> **Task to complete**
Give the number of lines in the records below that include "Türkiye", and nothing more.

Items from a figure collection
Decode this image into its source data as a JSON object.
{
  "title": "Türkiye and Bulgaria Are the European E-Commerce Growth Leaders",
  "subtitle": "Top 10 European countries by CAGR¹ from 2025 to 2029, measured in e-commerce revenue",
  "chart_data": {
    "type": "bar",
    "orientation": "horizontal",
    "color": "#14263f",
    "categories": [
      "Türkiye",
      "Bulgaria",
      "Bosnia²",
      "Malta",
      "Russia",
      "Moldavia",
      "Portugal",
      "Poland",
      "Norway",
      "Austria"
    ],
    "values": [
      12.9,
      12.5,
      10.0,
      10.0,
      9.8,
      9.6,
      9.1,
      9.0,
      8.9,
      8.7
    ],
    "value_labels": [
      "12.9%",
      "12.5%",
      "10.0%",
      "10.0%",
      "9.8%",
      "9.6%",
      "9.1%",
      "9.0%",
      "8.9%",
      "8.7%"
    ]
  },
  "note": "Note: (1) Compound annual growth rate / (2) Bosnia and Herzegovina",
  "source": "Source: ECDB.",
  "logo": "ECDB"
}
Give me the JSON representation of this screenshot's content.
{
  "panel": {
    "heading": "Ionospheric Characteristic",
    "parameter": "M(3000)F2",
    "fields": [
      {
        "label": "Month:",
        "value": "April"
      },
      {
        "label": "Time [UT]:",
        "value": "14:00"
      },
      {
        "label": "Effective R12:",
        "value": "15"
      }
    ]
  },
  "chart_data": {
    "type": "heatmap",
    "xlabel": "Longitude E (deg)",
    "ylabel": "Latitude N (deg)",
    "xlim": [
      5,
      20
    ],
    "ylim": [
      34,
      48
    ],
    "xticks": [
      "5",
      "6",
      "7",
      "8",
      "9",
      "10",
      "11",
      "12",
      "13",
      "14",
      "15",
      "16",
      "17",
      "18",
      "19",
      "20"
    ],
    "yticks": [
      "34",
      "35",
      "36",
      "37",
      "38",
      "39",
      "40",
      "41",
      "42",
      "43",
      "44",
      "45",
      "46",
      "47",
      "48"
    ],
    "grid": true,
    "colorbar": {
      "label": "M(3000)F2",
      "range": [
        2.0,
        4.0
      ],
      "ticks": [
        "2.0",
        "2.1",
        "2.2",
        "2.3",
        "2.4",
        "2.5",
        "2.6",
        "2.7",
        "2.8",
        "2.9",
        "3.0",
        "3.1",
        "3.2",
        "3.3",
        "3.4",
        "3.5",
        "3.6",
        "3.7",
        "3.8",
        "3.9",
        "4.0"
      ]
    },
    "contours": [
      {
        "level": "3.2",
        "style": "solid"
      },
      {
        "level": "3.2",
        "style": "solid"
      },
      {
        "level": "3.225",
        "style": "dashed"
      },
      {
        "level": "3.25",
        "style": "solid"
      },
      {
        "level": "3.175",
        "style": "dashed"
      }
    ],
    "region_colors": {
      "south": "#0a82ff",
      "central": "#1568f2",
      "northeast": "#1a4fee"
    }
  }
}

> **Task solution**
2